WHAT YOU HAVE TO DO
Copy out the loanDepot free writing prospectus notice in full, word for word.

TEXT PASSAGE
Filed Pursuant to Rule 433 under the Securities Act of 1933
Free Writing Prospectus dated February 11, 2021
Relating to Preliminary Prospectus dated February 9, 2021
Registration Statement No. 333-252024
loanDepot, Inc.
This free writing prospectus relates to the initial public offering of shares of Class A common stock, par value $0.001 per share, of loanDepot, Inc. (the “Company”, “we” or “us”) and should be read together with the preliminary prospectus dated February 9, 2021 (the “Preliminary Prospectus”) included in Amendment No. 5 to the Registration Statement on Form S-1 (File No. 333-252024) of the Company. The following information updates the information contained in the Preliminary Prospectus. Capitalized terms used, but not defined, herein have the meanings set forth in the Preliminary Prospectus.

[Saved data entries]
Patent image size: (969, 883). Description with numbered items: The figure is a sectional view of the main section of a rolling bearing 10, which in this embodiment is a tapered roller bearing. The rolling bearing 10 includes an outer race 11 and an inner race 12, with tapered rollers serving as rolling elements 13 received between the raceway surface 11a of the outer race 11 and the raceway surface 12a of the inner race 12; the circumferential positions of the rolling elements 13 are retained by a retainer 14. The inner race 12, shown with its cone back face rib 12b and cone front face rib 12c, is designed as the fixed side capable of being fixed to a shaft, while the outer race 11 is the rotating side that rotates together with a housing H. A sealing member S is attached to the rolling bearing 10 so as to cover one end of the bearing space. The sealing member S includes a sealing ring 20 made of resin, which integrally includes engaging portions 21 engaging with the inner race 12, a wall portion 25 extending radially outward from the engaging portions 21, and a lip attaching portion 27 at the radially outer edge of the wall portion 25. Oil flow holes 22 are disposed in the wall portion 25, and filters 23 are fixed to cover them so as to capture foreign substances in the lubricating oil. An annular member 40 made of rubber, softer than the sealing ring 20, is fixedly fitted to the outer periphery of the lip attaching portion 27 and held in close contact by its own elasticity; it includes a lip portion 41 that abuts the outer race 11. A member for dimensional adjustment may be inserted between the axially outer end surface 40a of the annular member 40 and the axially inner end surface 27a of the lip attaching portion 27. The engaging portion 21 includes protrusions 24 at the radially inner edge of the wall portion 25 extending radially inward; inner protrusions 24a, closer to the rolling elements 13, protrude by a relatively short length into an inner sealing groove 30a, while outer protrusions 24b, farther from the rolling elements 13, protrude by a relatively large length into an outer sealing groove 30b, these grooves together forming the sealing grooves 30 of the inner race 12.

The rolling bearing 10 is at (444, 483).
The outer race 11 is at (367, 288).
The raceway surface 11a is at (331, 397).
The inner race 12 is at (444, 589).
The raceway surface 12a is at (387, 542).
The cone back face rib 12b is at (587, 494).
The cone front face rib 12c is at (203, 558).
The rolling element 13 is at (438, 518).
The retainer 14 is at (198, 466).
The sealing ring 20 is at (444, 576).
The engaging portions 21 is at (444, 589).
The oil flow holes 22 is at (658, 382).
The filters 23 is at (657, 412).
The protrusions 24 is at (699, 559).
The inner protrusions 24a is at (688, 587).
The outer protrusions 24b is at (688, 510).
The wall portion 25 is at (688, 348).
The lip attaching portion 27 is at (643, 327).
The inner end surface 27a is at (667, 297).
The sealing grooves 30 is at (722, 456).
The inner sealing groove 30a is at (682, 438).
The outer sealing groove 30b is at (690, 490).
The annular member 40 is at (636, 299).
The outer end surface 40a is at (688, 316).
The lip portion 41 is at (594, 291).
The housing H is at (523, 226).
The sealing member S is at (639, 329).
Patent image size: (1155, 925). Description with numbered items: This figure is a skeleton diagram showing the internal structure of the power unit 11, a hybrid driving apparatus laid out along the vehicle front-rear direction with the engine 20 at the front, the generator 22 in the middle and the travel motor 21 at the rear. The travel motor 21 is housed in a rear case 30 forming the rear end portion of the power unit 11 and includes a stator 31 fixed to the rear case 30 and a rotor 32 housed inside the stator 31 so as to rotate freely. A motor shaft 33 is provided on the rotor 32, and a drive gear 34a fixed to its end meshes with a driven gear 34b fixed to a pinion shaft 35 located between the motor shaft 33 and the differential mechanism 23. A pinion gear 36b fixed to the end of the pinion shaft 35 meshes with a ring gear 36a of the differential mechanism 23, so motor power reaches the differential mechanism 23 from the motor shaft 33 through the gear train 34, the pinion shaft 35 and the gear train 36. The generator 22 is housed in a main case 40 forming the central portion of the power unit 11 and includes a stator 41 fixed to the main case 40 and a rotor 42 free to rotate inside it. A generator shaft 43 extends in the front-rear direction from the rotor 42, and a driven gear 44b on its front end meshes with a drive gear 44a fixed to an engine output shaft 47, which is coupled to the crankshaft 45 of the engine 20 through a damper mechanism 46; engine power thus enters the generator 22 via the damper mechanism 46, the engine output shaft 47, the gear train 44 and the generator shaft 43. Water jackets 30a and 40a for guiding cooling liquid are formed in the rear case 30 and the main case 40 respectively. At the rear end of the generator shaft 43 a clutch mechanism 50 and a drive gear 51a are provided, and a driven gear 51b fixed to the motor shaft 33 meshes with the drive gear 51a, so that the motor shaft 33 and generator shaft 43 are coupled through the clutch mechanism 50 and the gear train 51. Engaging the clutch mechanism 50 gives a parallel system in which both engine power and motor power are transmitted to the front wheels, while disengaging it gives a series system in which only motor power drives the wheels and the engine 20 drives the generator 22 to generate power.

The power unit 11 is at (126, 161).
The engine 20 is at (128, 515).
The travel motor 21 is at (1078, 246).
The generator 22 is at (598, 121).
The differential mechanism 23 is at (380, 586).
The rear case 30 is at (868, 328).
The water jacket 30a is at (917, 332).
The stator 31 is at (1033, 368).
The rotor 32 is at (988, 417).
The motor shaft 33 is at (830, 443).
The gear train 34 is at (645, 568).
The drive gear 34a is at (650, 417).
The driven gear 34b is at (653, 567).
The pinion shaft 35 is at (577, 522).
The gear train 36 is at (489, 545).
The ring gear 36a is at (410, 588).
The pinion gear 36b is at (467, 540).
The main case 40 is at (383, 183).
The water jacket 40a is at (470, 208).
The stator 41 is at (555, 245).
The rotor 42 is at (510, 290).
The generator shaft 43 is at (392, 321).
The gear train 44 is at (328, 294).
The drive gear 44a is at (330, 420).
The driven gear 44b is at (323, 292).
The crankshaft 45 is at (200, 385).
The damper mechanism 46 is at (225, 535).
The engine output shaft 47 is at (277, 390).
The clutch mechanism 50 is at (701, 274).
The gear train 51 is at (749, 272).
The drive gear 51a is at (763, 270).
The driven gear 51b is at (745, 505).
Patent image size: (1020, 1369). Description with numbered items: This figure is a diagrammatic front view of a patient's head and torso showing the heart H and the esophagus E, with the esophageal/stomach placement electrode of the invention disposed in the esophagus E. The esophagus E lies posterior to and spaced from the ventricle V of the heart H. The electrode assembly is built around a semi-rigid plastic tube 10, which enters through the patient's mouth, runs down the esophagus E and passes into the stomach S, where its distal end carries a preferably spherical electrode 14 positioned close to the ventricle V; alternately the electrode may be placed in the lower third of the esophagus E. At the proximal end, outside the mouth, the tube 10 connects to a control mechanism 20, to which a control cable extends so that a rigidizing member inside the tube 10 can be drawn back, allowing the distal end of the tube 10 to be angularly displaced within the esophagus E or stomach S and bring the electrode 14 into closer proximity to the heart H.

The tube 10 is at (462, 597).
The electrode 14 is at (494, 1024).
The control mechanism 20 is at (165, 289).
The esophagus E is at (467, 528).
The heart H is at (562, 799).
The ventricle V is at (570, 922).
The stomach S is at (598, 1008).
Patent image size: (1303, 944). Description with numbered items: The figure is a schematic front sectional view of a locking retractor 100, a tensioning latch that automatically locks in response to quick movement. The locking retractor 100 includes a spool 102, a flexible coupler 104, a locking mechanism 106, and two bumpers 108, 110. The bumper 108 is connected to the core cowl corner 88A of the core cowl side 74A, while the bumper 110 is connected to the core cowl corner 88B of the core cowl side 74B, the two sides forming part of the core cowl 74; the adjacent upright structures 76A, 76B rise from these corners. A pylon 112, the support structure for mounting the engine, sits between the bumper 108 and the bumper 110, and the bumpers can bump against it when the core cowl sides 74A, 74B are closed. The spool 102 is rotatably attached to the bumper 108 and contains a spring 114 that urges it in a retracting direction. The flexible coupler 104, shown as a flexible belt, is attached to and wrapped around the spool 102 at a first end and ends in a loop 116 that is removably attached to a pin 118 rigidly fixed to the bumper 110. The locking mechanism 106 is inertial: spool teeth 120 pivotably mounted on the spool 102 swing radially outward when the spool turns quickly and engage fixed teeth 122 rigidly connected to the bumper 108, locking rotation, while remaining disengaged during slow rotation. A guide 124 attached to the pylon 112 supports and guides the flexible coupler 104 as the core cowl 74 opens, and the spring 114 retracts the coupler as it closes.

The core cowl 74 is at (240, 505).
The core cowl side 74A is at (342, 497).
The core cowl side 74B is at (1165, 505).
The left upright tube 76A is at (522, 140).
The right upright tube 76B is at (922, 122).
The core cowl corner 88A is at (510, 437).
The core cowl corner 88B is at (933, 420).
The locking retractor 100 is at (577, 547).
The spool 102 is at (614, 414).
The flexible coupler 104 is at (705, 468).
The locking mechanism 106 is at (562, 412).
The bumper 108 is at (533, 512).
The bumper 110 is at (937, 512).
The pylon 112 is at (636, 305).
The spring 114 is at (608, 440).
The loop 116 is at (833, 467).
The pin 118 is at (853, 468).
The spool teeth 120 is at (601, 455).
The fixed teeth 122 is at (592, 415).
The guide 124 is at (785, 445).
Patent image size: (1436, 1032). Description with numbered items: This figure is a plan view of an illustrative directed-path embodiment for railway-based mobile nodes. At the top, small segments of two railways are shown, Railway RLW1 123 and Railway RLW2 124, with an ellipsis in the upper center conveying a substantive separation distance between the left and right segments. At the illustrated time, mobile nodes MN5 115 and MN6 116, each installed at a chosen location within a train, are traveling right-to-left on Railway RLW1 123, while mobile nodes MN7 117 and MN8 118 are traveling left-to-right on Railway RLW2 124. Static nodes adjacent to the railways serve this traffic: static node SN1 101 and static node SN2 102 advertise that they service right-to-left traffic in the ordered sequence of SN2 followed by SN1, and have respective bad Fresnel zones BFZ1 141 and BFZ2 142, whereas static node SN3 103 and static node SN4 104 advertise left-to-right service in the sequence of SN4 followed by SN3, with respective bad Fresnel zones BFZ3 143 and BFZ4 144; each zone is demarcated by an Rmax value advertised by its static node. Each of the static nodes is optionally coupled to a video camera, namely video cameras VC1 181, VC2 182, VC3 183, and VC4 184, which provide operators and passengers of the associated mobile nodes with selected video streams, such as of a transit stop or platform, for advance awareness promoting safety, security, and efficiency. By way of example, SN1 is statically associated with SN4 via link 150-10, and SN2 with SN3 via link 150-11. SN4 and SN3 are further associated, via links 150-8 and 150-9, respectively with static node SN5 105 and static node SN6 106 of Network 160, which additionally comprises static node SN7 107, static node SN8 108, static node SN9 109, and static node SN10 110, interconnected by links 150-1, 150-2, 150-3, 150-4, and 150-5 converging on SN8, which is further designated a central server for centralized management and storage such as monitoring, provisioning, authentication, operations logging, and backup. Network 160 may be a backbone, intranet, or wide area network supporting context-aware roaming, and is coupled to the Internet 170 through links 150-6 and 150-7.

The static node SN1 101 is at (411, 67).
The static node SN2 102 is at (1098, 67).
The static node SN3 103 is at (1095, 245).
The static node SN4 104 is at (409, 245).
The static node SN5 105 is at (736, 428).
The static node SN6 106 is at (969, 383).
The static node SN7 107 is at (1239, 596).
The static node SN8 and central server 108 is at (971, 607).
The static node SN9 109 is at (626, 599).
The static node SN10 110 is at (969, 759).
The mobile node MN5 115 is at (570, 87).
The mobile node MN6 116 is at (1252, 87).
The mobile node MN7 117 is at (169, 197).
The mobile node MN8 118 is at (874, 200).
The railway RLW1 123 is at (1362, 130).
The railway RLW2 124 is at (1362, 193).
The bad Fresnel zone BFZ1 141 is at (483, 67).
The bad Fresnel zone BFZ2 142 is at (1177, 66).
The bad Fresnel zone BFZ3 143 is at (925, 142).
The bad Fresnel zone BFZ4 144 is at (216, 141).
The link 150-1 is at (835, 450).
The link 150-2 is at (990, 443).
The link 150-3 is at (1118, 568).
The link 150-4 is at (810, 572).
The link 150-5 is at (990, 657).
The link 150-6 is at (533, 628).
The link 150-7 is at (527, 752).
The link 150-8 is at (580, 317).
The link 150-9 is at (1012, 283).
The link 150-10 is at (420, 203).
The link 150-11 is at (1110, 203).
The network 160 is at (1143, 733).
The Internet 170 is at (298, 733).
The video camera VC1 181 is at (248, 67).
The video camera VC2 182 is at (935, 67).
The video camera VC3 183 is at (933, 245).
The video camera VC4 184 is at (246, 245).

SOLUTION BELOW
Filed Pursuant to Rule 433 under the Securities Act of 1933
Free Writing Prospectus dated February 11, 2021
Relating to Preliminary Prospectus dated February 9, 2021
Registration Statement No. 333-252024
loanDepot, Inc.
This free writing prospectus relates to the initial public offering of shares of Class A common stock, par value $0.001 per share, of loanDepot, Inc. (the “Company”, “we” or “us”) and should be read together with the preliminary prospectus dated February 9, 2021 (the “Preliminary Prospectus”) included in Amendment No. 5 to the Registration Statement on Form S-1 (File No. 333-252024) of the Company. The following information updates the information contained in the Preliminary Prospectus. Capitalized terms used, but not defined, herein have the meanings set forth in the Preliminary Prospectus.